SUPPLIED RECORDS:
— Start —

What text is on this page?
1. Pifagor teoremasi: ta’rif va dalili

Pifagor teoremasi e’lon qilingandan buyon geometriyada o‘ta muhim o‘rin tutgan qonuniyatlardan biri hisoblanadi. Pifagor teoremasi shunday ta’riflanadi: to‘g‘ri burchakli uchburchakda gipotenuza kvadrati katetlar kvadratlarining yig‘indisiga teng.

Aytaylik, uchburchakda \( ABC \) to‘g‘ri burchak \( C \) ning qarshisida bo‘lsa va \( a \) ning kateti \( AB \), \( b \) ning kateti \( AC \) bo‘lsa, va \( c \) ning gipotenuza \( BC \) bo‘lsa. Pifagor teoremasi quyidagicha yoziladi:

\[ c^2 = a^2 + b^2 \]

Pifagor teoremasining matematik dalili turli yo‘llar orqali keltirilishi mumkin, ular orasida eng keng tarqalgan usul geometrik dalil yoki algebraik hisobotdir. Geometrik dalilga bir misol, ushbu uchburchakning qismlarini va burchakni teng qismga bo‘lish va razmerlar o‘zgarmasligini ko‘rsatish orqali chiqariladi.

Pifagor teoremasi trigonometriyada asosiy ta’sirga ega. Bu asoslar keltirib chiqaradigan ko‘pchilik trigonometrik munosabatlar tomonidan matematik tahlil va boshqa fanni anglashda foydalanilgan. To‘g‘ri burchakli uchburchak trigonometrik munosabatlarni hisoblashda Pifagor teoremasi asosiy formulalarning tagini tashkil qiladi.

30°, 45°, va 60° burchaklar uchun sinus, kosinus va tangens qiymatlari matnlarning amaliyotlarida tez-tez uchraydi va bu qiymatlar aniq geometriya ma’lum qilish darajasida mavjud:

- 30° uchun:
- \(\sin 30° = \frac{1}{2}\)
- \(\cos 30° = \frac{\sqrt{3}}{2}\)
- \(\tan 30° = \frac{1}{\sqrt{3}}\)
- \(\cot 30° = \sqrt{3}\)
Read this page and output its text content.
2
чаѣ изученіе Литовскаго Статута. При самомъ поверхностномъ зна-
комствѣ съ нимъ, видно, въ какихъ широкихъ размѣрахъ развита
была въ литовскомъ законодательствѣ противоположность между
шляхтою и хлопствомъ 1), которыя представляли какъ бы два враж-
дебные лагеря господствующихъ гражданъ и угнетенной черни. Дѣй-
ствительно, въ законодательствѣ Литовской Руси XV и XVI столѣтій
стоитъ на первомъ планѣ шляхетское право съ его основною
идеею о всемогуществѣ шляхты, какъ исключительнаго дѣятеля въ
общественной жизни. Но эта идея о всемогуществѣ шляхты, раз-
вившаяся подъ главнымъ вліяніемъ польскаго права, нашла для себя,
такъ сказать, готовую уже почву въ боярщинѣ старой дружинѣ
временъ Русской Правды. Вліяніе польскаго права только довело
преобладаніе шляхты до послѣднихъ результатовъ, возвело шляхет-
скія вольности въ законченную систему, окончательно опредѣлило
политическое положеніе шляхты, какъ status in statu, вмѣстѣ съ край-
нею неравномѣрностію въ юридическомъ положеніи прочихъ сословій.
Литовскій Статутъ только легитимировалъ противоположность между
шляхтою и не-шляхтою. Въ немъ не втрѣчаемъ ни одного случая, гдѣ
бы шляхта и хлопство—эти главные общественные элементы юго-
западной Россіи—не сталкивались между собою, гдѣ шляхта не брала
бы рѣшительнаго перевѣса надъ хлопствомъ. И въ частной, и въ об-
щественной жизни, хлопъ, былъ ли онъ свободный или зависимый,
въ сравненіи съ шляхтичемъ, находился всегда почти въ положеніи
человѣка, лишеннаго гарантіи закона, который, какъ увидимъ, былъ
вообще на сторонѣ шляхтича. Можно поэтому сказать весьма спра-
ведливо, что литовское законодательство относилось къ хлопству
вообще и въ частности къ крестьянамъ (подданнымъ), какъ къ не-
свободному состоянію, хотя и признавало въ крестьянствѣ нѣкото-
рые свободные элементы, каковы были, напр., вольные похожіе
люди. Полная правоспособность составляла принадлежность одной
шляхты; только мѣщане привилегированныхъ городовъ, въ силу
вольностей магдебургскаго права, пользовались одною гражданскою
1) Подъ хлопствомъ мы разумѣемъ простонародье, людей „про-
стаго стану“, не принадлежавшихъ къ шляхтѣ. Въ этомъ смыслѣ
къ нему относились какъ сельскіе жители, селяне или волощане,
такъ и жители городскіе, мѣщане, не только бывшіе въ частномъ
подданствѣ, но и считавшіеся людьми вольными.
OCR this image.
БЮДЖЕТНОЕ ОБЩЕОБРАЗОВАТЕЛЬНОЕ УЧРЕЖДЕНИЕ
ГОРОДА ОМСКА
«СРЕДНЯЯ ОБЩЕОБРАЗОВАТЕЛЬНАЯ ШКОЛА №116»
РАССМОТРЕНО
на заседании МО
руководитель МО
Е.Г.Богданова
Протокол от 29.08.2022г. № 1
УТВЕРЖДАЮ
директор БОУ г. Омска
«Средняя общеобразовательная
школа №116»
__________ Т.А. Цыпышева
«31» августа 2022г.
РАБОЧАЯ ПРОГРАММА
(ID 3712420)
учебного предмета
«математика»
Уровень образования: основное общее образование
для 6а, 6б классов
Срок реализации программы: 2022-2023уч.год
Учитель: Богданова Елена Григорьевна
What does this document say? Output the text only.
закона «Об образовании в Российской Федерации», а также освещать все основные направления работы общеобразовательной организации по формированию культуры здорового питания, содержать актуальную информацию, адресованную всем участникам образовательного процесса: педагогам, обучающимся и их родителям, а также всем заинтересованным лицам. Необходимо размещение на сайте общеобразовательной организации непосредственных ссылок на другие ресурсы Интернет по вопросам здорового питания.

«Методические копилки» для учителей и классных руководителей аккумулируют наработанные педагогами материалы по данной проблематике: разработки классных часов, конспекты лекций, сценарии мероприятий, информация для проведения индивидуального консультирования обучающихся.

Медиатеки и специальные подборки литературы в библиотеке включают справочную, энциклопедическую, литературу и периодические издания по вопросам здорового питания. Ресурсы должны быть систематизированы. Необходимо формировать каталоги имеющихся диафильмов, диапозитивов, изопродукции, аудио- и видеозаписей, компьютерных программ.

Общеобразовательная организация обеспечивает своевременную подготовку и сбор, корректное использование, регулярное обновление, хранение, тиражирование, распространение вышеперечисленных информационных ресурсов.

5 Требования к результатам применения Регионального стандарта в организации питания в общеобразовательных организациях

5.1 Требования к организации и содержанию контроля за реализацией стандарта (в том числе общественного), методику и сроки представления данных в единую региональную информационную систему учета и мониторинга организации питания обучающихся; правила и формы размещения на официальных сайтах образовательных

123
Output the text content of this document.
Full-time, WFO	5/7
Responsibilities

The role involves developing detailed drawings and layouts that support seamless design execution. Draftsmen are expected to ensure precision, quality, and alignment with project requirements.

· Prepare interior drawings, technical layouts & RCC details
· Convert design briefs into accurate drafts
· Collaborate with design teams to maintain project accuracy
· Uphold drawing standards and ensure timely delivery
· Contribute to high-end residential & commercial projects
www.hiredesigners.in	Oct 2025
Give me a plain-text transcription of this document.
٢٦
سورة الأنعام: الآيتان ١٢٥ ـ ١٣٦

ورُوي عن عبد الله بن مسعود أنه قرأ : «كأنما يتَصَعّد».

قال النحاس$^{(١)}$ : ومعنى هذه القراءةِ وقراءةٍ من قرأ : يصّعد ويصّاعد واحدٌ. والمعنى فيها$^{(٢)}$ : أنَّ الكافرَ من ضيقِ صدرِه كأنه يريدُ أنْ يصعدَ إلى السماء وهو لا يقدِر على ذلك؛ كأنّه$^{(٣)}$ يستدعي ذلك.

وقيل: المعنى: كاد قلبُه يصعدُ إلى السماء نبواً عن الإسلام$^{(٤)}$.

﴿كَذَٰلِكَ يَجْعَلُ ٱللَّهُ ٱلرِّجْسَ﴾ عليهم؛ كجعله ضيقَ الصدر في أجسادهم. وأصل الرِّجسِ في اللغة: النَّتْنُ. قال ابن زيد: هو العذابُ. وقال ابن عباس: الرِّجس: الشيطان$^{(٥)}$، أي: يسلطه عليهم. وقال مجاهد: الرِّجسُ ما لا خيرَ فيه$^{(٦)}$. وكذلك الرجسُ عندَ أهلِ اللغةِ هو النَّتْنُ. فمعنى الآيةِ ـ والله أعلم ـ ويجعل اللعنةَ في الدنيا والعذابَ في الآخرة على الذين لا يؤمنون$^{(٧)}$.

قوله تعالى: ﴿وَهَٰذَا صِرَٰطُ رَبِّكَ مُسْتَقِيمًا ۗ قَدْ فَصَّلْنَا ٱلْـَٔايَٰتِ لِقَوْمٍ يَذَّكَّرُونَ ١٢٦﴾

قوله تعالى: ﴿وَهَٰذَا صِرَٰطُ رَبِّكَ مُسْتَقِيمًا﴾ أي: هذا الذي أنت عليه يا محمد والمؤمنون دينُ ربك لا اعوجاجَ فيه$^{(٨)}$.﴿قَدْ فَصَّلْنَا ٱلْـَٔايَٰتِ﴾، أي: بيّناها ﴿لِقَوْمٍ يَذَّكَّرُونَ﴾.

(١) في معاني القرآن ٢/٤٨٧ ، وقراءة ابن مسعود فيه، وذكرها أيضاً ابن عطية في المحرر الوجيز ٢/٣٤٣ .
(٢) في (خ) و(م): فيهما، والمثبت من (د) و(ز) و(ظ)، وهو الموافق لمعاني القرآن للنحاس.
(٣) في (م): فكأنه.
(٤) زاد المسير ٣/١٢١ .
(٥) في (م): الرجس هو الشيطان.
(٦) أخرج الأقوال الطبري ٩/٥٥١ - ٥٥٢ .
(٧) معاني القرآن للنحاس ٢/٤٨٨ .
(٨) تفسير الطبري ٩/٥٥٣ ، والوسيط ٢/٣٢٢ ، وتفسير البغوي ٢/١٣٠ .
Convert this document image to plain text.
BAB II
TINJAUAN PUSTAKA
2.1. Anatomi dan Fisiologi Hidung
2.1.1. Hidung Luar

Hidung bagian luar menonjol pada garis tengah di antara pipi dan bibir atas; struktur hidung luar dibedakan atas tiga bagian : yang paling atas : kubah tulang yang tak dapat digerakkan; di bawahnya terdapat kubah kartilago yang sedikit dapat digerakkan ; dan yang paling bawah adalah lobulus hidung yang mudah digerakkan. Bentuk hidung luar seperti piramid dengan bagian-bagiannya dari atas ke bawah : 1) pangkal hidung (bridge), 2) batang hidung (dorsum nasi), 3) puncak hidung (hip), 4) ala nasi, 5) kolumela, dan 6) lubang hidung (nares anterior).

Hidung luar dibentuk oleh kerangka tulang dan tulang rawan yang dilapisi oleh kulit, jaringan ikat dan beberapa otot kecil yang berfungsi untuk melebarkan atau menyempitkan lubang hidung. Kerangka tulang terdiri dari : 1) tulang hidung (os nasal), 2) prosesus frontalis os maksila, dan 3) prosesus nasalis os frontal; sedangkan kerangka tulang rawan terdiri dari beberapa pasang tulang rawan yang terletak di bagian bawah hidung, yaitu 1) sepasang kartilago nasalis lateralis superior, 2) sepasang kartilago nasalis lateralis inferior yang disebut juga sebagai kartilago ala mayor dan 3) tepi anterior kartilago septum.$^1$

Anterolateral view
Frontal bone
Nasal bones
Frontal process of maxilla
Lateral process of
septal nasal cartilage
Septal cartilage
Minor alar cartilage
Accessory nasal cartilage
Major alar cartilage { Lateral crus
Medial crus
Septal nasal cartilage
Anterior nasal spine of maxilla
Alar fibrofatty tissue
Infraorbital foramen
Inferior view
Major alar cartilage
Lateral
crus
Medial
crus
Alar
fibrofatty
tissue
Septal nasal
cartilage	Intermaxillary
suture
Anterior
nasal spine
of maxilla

— End —

CHALLENGE: Check each line above for the string "مسعود" and show the ones that have it.

REPLY:
ورُوي عن عبد الله بن مسعود أنه قرأ : «كأنما يتَصَعّد».
(١) في معاني القرآن ٢/٤٨٧ ، وقراءة ابن مسعود فيه، وذكرها أيضاً ابن عطية في المحرر الوجيز ٢/٣٤٣ .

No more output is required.